#### Given entries:
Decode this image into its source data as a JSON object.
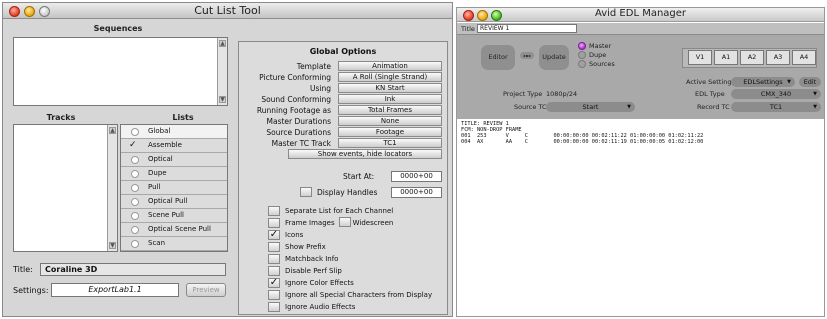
{
  "cut_list": {
    "title": "Cut List Tool",
    "sequences_label": "Sequences",
    "tracks_label": "Tracks",
    "lists_label": "Lists",
    "lists": [
      {
        "label": "Global",
        "selected": true,
        "checked": false
      },
      {
        "label": "Assemble",
        "selected": false,
        "checked": true
      },
      {
        "label": "Optical",
        "selected": false,
        "checked": false
      },
      {
        "label": "Dupe",
        "selected": false,
        "checked": false
      },
      {
        "label": "Pull",
        "selected": false,
        "checked": false
      },
      {
        "label": "Optical Pull",
        "selected": false,
        "checked": false
      },
      {
        "label": "Scene Pull",
        "selected": false,
        "checked": false
      },
      {
        "label": "Optical Scene Pull",
        "selected": false,
        "checked": false
      },
      {
        "label": "Scan",
        "selected": false,
        "checked": false
      }
    ],
    "title_label": "Title:",
    "title_value": "Coraline 3D",
    "settings_label": "Settings:",
    "settings_value": "ExportLab1.1",
    "preview_label": "Preview",
    "global_options": {
      "heading": "Global Options",
      "rows": [
        {
          "label": "Template",
          "value": "Animation"
        },
        {
          "label": "Picture Conforming",
          "value": "A Roll (Single Strand)"
        },
        {
          "label": "Using",
          "value": "KN Start"
        },
        {
          "label": "Sound Conforming",
          "value": "Ink"
        },
        {
          "label": "Running Footage as",
          "value": "Total Frames"
        },
        {
          "label": "Master Durations",
          "value": "None"
        },
        {
          "label": "Source Durations",
          "value": "Footage"
        },
        {
          "label": "Master TC Track",
          "value": "TC1"
        }
      ],
      "show_events_label": "Show events, hide locators",
      "start_at_label": "Start At:",
      "start_at_value": "0000+00",
      "display_handles_label": "Display Handles",
      "display_handles_value": "0000+00",
      "checkboxes": [
        {
          "label": "Separate List for Each Channel",
          "checked": false
        },
        {
          "label": "Frame Images",
          "checked": false,
          "extra_label": "Widescreen"
        },
        {
          "label": "Icons",
          "checked": true
        },
        {
          "label": "Show Prefix",
          "checked": false
        },
        {
          "label": "Matchback Info",
          "checked": false
        },
        {
          "label": "Disable Perf Slip",
          "checked": false
        },
        {
          "label": "Ignore Color Effects",
          "checked": true
        },
        {
          "label": "Ignore all Special Characters from Display",
          "checked": false
        },
        {
          "label": "Ignore Audio Effects",
          "checked": false
        }
      ],
      "check_glyph": "✓"
    }
  },
  "edl": {
    "title": "Avid EDL Manager",
    "title_label": "Title",
    "title_value": "REVIEW 1",
    "editor_label": "Editor",
    "update_label": "Update",
    "radio_options": [
      {
        "label": "Master",
        "selected": true
      },
      {
        "label": "Dupe",
        "selected": false
      },
      {
        "label": "Sources",
        "selected": false
      }
    ],
    "tracks": [
      "V1",
      "A1",
      "A2",
      "A3",
      "A4"
    ],
    "active_setting_label": "Active Setting",
    "active_setting_value": "EDLSettings",
    "edit_label": "Edit",
    "project_type_label": "Project Type",
    "project_type_value": "1080p/24",
    "edl_type_label": "EDL Type",
    "edl_type_value": "CMX_340",
    "source_tc_label": "Source TC",
    "source_tc_value": "Start",
    "record_tc_label": "Record TC",
    "record_tc_value": "TC1",
    "edl_lines": [
      "TITLE: REVIEW 1",
      "FCM: NON-DROP FRAME",
      "001  253      V     C        00:00:00:00 00:02:11:22 01:00:00:00 01:02:11:22",
      "004  AX       AA    C        00:00:00:00 00:02:11:19 01:00:00:05 01:02:12:00"
    ]
  }
}
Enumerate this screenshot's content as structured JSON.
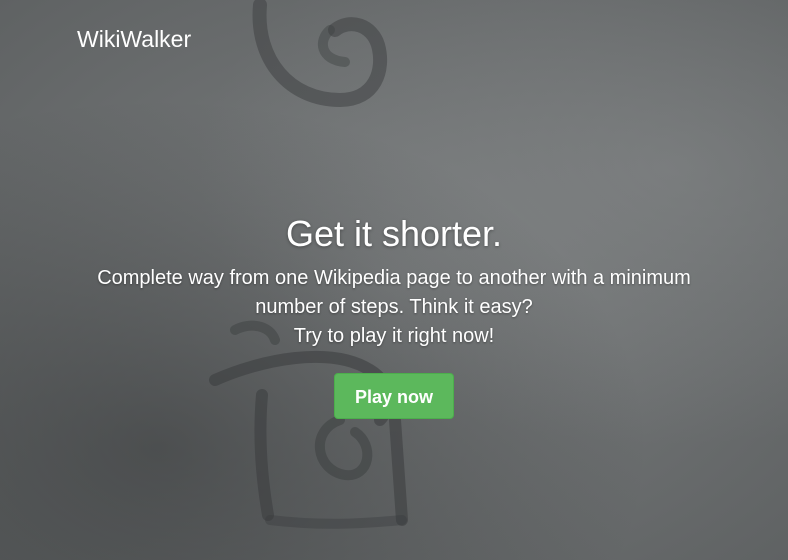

#### Written exercise:
Repeat the data above exactly, but not the pictures.

#### Solution for this problem:
Decode this image into its source data as a JSON object.
{
  "cut_list": {
    "title": "Cut List Tool",
    "sequences_label": "Sequences",
    "tracks_label": "Tracks",
    "lists_label": "Lists",
    "lists": [
      {
        "label": "Global",
        "selected": true,
        "checked": false
      },
      {
        "label": "Assemble",
        "selected": false,
        "checked": true
      },
      {
        "label": "Optical",
        "selected": false,
        "checked": false
      },
      {
        "label": "Dupe",
        "selected": false,
        "checked": false
      },
      {
        "label": "Pull",
        "selected": false,
        "checked": false
      },
      {
        "label": "Optical Pull",
        "selected": false,
        "checked": false
      },
      {
        "label": "Scene Pull",
        "selected": false,
        "checked": false
      },
      {
        "label": "Optical Scene Pull",
        "selected": false,
        "checked": false
      },
      {
        "label": "Scan",
        "selected": false,
        "checked": false
      }
    ],
    "title_label": "Title:",
    "title_value": "Coraline 3D",
    "settings_label": "Settings:",
    "settings_value": "ExportLab1.1",
    "preview_label": "Preview",
    "global_options": {
      "heading": "Global Options",
      "rows": [
        {
          "label": "Template",
          "value": "Animation"
        },
        {
          "label": "Picture Conforming",
          "value": "A Roll (Single Strand)"
        },
        {
          "label": "Using",
          "value": "KN Start"
        },
        {
          "label": "Sound Conforming",
          "value": "Ink"
        },
        {
          "label": "Running Footage as",
          "value": "Total Frames"
        },
        {
          "label": "Master Durations",
          "value": "None"
        },
        {
          "label": "Source Durations",
          "value": "Footage"
        },
        {
          "label": "Master TC Track",
          "value": "TC1"
        }
      ],
      "show_events_label": "Show events, hide locators",
      "start_at_label": "Start At:",
      "start_at_value": "0000+00",
      "display_handles_label": "Display Handles",
      "display_handles_value": "0000+00",
      "checkboxes": [
        {
          "label": "Separate List for Each Channel",
          "checked": false
        },
        {
          "label": "Frame Images",
          "checked": false,
          "extra_label": "Widescreen"
        },
        {
          "label": "Icons",
          "checked": true
        },
        {
          "label": "Show Prefix",
          "checked": false
        },
        {
          "label": "Matchback Info",
          "checked": false
        },
        {
          "label": "Disable Perf Slip",
          "checked": false
        },
        {
          "label": "Ignore Color Effects",
          "checked": true
        },
        {
          "label": "Ignore all Special Characters from Display",
          "checked": false
        },
        {
          "label": "Ignore Audio Effects",
          "checked": false
        }
      ],
      "check_glyph": "✓"
    }
  },
  "edl": {
    "title": "Avid EDL Manager",
    "title_label": "Title",
    "title_value": "REVIEW 1",
    "editor_label": "Editor",
    "update_label": "Update",
    "radio_options": [
      {
        "label": "Master",
        "selected": true
      },
      {
        "label": "Dupe",
        "selected": false
      },
      {
        "label": "Sources",
        "selected": false
      }
    ],
    "tracks": [
      "V1",
      "A1",
      "A2",
      "A3",
      "A4"
    ],
    "active_setting_label": "Active Setting",
    "active_setting_value": "EDLSettings",
    "edit_label": "Edit",
    "project_type_label": "Project Type",
    "project_type_value": "1080p/24",
    "edl_type_label": "EDL Type",
    "edl_type_value": "CMX_340",
    "source_tc_label": "Source TC",
    "source_tc_value": "Start",
    "record_tc_label": "Record TC",
    "record_tc_value": "TC1",
    "edl_lines": [
      "TITLE: REVIEW 1",
      "FCM: NON-DROP FRAME",
      "001  253      V     C        00:00:00:00 00:02:11:22 01:00:00:00 01:02:11:22",
      "004  AX       AA    C        00:00:00:00 00:02:11:19 01:00:00:05 01:02:12:00"
    ]
  }
}
Enumerate this screenshot's content as structured JSON.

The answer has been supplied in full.